▶ [STUDY QUESTIONS]
• A. In the journal entry, what was the writer doing at NUS on Sunday?
• B. List every feeling that the journal entry says returned to the writer's consciousness at NUS.
• C. Go on with the journal entry from its final sentence.

QUOTED PASSAGE section start

I thought it was even more significant that there were three silver medalist behind Schooling. It just showed how good and tight the competition was and how rightfully deserving Schooling was to beat them all. I loved how they congratulated him in a big brother way. It seemed so friendly this competition. So heartfully happy for one another's accomplishments.
July 21st, 2016
|09:45 am - Places of Horror|
I visited NUS on Sunday to help my friends with some videoing for their wedding. I did not expect my presence in NUS to induce a lot of anxiety. Though I should have expected it. All the feelings of fear and worry, expectations and missing the mark, both in the classroom and in church settings returned to my consciousness. And I immediately had gastric upset. But I started deep breathing earlier, so the pains wasn't so bad and settled with some curly fries.
Now, I understand why places can induce such negative reactions in people. Places contain so much memories and experiences for an individual. If you had too many negative ones in a certain environment, your body associates that place with bad things. Is it no wonder that someone hates a certain place?

QUOTED PASSAGE section end
EXCERPTED RECORDS section start

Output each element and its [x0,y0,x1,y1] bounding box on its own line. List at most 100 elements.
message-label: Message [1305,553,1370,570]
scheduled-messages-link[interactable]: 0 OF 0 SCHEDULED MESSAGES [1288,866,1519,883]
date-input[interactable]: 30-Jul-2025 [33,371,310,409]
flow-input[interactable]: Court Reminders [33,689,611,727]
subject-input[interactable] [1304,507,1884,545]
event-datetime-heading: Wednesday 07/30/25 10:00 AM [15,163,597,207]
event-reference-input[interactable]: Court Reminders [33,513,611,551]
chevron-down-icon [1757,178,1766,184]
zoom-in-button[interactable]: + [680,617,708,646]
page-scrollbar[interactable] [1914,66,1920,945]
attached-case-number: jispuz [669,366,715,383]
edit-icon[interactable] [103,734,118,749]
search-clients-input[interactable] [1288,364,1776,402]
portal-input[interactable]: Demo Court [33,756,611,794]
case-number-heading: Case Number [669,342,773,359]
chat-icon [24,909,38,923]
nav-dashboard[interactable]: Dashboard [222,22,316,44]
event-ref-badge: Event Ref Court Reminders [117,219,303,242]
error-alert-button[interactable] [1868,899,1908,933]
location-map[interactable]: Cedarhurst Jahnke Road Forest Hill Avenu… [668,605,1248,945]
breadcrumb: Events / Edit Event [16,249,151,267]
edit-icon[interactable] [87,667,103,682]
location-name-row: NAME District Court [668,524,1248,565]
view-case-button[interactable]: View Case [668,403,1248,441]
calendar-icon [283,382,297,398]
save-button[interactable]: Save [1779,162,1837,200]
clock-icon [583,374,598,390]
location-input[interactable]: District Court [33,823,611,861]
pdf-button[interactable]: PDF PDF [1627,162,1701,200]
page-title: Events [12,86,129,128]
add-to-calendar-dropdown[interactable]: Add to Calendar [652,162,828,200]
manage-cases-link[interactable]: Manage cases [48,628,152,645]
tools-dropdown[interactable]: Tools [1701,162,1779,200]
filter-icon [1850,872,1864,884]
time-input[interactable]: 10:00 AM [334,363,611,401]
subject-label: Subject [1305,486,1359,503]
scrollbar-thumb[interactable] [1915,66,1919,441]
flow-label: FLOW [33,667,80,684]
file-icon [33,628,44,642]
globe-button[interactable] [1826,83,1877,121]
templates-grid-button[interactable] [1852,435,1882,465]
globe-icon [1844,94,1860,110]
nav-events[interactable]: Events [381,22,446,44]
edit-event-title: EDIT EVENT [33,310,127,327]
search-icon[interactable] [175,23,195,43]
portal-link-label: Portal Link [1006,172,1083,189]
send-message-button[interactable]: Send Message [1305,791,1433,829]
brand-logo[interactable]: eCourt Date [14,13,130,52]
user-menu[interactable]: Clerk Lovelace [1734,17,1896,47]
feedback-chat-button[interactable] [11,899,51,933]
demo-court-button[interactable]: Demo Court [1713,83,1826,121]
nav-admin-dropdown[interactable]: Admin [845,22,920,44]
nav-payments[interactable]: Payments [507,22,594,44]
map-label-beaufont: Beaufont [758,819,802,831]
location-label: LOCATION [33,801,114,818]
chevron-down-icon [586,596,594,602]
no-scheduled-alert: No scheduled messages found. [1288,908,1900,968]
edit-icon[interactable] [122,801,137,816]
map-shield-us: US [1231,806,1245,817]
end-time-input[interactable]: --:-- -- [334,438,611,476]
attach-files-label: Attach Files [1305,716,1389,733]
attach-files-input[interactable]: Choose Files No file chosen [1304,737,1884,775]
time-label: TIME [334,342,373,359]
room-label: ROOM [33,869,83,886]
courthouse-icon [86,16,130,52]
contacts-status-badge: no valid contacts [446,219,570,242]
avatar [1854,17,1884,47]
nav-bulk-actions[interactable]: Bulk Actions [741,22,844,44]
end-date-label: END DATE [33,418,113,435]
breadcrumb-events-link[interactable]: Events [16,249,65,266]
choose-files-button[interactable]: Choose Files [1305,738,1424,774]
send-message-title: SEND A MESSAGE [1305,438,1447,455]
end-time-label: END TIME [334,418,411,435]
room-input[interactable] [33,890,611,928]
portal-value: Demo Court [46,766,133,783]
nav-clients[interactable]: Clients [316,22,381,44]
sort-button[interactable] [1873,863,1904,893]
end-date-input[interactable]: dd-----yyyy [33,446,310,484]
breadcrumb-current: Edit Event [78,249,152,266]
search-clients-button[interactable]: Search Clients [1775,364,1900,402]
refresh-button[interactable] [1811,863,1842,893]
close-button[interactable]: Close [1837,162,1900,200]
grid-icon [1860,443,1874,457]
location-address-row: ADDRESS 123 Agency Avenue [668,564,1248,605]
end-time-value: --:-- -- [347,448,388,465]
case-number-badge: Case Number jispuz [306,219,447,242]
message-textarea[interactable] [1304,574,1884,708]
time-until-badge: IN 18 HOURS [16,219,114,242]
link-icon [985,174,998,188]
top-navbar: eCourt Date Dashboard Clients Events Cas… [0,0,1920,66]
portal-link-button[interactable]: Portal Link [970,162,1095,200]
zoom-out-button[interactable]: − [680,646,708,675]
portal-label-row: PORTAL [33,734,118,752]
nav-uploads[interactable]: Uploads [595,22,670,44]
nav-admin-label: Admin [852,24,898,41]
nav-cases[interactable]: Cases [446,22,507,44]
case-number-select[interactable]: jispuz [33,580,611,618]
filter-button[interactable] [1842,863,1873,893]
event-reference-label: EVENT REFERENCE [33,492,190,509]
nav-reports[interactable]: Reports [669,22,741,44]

EXCERPTED RECORDS section end

▶ [EXERCISE RESPONSES]
• A. Helping friends with some videoing for their wedding.

• B. Fear, worry, expectations, and missing the mark.

• C.
But for me, I want to rewire. I want to rewire my mind. I don't want to be restricted in this world, that there are some places I cannot go and still function normally. So one day, I must make sense of my experiences at NUS.
July 20th, 2016
|08:48 am - My Academic Journey|
Two years ago, I was in Birmingham, England to give a presentation. During my time in Birmingham, I received feedback from the editor of an article I had submitted. Basically, they asked for major revisions. I was devastated by that email. Also during that trip, I spoke to an atheist who turned my beliefs upside down. So that was the beginning of a journey of rediscovery... It was rediscovering who I am and what I believe. It was the beginning of the most painful period of my life.
Fast forward, two years later, today. I am going to Birmingham next week. That presentation I gave two years ago had already resulted in another published article. I had also worked on those major revisions that caused me a lot of pain, and that also led to another article. And this time, I am invited to participate in a panel, and this time round, I feel like summing up my previously done work into that 3 minute speech. I am going to give another presentation on a topic of my interest, but not of my study, so I am struggling somewhat in the preparation stage, but this current topic brings together my first work at NIE, on assessment.
I feel like I have come full circle again... I am back to where I begin, but as a different person.
It's a nice and strange feeling to have gone through the worst and survive... So many formative experiences for me... It is true... It is by letting go... That you discover what is truly yours...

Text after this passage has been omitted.